• **DATA EXCERPTS**
[BEGIN]
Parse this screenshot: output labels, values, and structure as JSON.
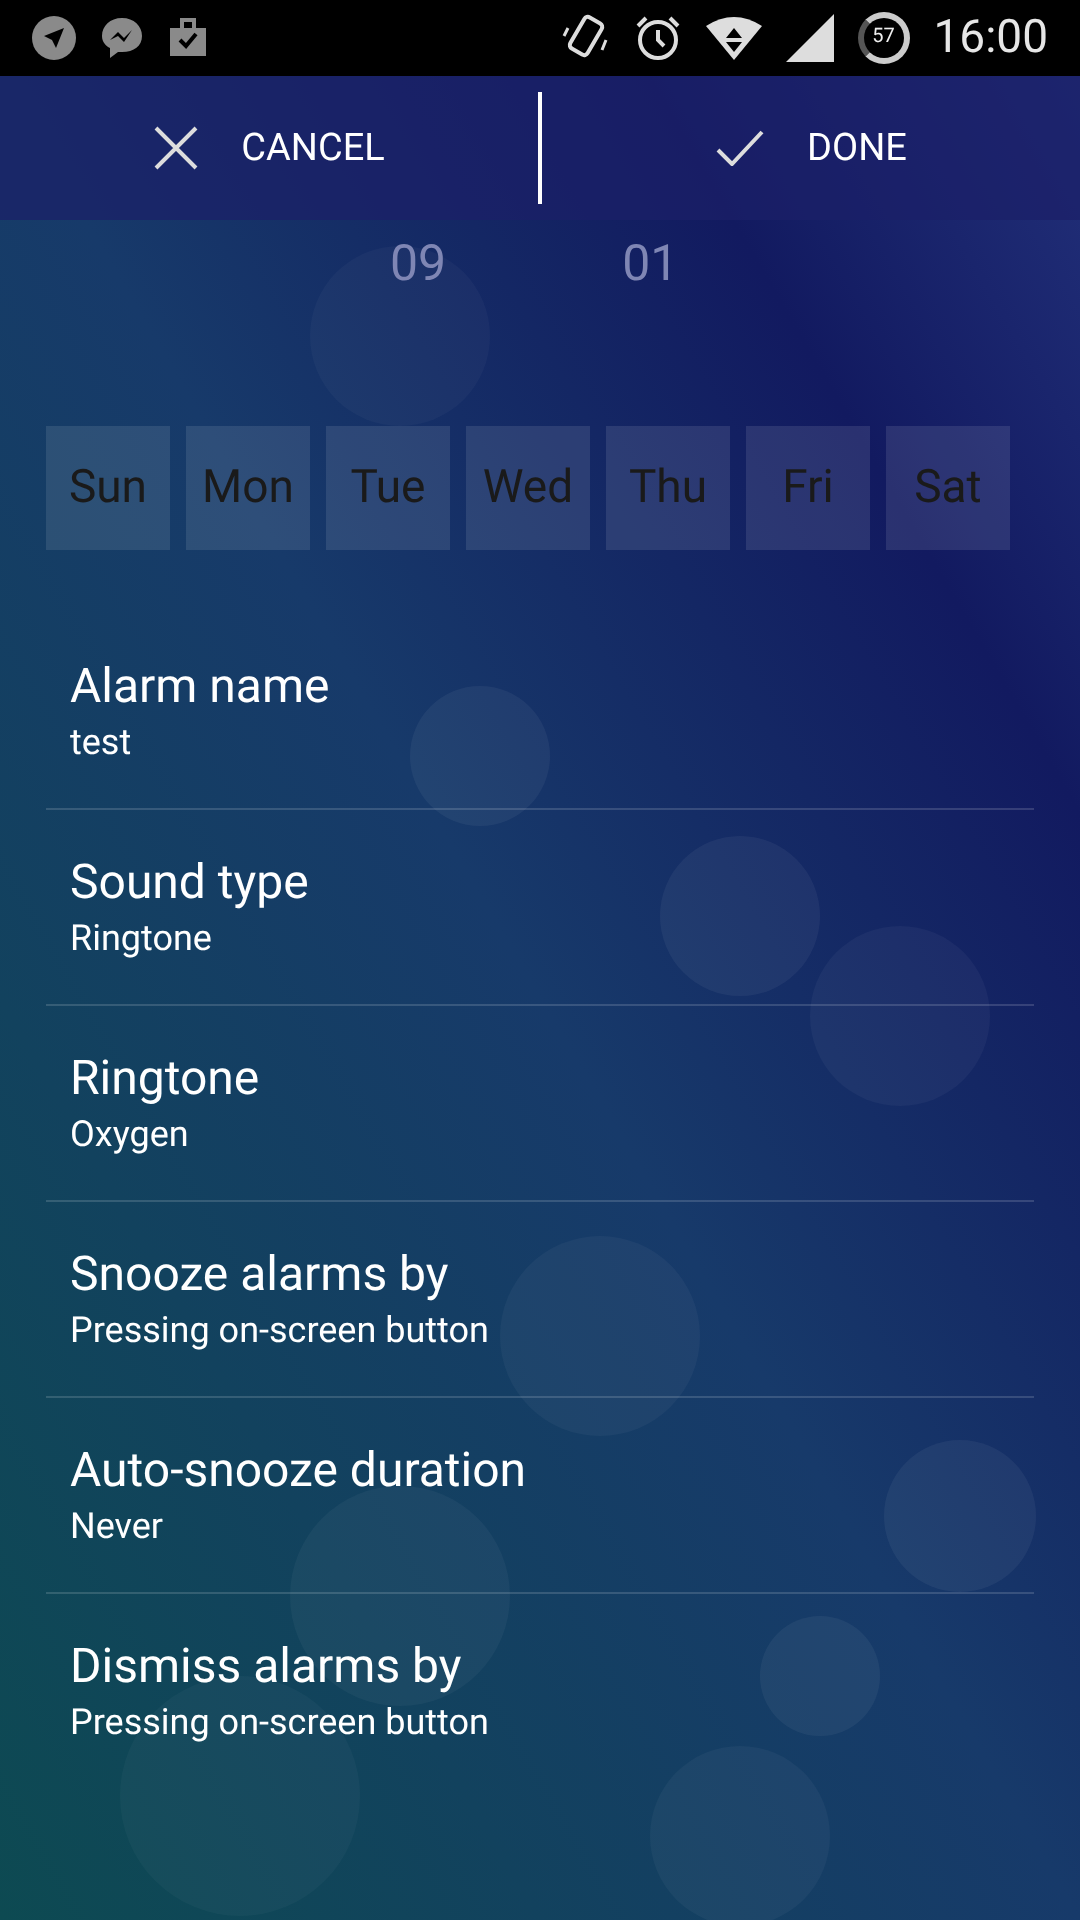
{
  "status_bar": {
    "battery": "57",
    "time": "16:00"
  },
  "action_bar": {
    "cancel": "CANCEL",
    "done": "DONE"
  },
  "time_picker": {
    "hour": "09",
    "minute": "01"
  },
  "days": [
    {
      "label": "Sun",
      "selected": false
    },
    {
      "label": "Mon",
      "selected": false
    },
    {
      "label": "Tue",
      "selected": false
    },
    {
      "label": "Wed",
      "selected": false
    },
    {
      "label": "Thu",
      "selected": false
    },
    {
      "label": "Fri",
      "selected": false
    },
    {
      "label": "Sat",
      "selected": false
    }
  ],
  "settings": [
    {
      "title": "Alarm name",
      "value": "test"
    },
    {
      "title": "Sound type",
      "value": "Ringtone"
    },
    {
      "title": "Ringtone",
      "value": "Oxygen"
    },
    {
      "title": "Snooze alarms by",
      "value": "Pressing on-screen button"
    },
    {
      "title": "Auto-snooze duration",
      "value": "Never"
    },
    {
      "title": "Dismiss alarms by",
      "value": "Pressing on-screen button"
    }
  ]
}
[END]
[BEGIN]
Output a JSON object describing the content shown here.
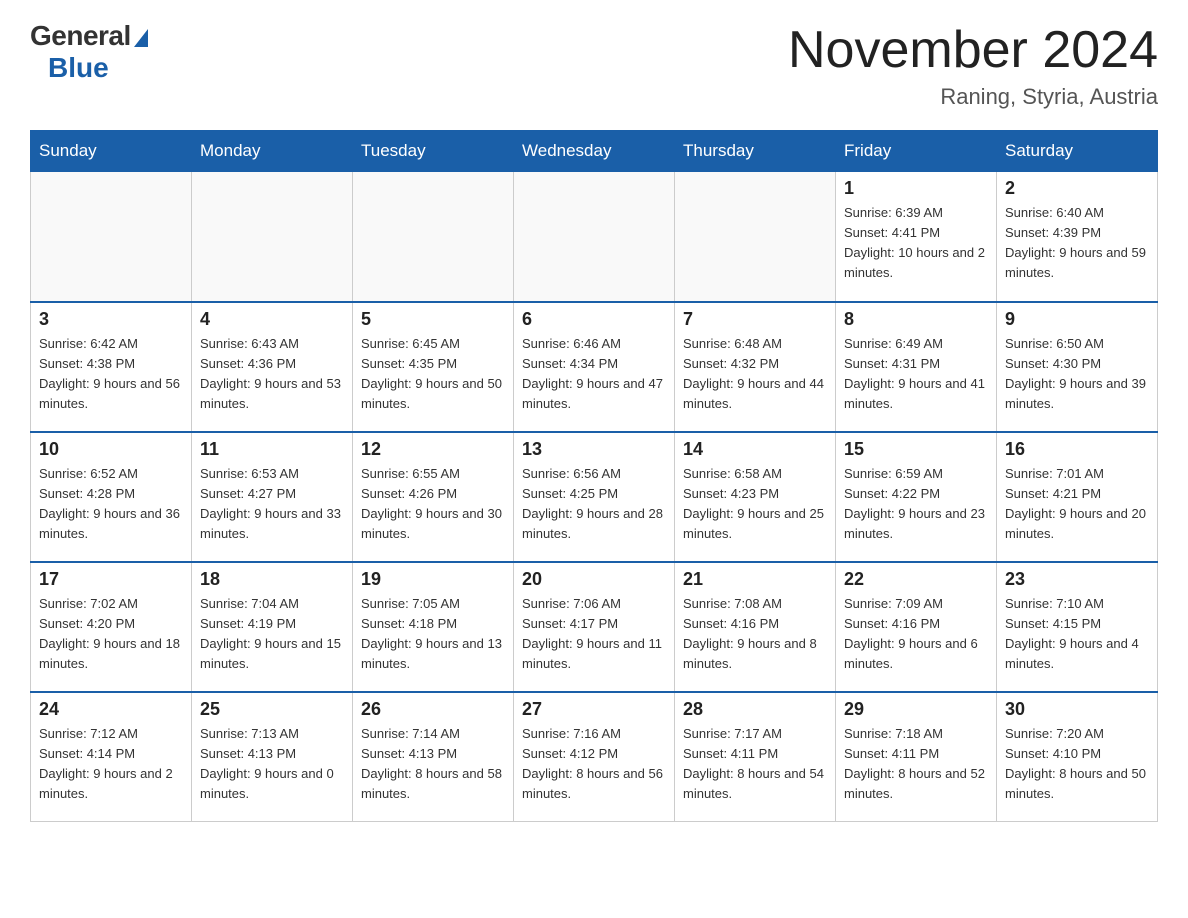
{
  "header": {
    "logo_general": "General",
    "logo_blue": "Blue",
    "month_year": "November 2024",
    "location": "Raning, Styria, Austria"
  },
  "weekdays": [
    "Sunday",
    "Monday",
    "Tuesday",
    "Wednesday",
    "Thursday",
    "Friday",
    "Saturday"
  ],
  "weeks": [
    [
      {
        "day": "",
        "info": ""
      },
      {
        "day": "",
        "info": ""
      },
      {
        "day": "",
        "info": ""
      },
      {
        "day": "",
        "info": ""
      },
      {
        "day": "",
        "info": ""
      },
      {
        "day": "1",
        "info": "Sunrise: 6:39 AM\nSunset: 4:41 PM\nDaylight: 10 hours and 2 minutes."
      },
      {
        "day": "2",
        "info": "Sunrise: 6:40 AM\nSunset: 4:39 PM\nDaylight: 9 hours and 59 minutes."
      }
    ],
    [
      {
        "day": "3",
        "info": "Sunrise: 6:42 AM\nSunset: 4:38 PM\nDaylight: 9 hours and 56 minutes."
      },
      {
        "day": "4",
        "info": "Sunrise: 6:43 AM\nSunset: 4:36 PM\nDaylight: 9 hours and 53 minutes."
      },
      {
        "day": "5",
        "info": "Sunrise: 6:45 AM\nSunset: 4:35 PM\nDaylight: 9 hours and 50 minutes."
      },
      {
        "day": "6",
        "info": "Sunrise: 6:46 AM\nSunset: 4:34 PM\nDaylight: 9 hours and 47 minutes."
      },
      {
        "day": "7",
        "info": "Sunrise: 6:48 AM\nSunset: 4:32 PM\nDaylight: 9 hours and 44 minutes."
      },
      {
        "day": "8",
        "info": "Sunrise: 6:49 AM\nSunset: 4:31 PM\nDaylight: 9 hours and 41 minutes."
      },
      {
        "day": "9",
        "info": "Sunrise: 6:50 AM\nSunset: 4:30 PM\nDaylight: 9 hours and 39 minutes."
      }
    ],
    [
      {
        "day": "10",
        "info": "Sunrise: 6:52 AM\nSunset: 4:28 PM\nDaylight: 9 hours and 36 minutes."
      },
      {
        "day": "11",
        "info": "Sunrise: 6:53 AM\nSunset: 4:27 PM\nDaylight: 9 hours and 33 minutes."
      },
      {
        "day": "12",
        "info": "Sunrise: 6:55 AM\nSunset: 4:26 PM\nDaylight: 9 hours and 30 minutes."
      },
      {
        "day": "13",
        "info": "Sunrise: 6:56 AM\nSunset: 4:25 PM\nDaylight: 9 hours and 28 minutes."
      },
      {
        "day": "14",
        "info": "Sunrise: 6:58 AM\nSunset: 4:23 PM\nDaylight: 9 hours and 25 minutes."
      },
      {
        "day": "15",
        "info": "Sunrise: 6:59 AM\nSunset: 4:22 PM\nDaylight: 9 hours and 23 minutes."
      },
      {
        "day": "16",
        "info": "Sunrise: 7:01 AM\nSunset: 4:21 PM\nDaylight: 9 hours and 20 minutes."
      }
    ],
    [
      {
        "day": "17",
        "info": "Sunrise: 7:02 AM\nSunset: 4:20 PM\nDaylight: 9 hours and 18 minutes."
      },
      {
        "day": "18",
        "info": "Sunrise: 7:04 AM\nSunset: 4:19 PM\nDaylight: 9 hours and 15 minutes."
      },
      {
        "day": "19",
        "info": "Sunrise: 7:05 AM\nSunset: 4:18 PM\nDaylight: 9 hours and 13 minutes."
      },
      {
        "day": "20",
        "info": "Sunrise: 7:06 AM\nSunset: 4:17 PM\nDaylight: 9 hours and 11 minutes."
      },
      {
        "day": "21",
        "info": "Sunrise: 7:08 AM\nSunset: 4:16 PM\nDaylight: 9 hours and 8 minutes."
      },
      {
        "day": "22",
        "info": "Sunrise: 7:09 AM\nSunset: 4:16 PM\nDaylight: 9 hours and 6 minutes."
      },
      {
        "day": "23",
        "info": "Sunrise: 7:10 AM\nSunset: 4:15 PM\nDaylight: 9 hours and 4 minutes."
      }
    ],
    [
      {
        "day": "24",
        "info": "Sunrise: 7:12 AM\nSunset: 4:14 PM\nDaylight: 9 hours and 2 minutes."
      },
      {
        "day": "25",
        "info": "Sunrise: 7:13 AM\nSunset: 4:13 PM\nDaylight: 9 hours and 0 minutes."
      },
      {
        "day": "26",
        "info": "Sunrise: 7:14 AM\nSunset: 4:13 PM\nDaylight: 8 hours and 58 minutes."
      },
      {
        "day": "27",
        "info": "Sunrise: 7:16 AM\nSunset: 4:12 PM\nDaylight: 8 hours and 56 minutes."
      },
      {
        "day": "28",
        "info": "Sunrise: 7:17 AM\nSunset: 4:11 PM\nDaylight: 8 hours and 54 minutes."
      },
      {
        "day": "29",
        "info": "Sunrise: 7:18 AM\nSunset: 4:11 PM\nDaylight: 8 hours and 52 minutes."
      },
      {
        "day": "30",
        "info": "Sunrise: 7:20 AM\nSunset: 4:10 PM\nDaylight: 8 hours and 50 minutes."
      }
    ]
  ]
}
[END]
• **WRITTEN PROBLEM**
Which lines contain the word "JSON"? Copy each one.

• **TASK RESULT**
Parse this screenshot: output labels, values, and structure as JSON.
Output a JSON object describing the content shown here.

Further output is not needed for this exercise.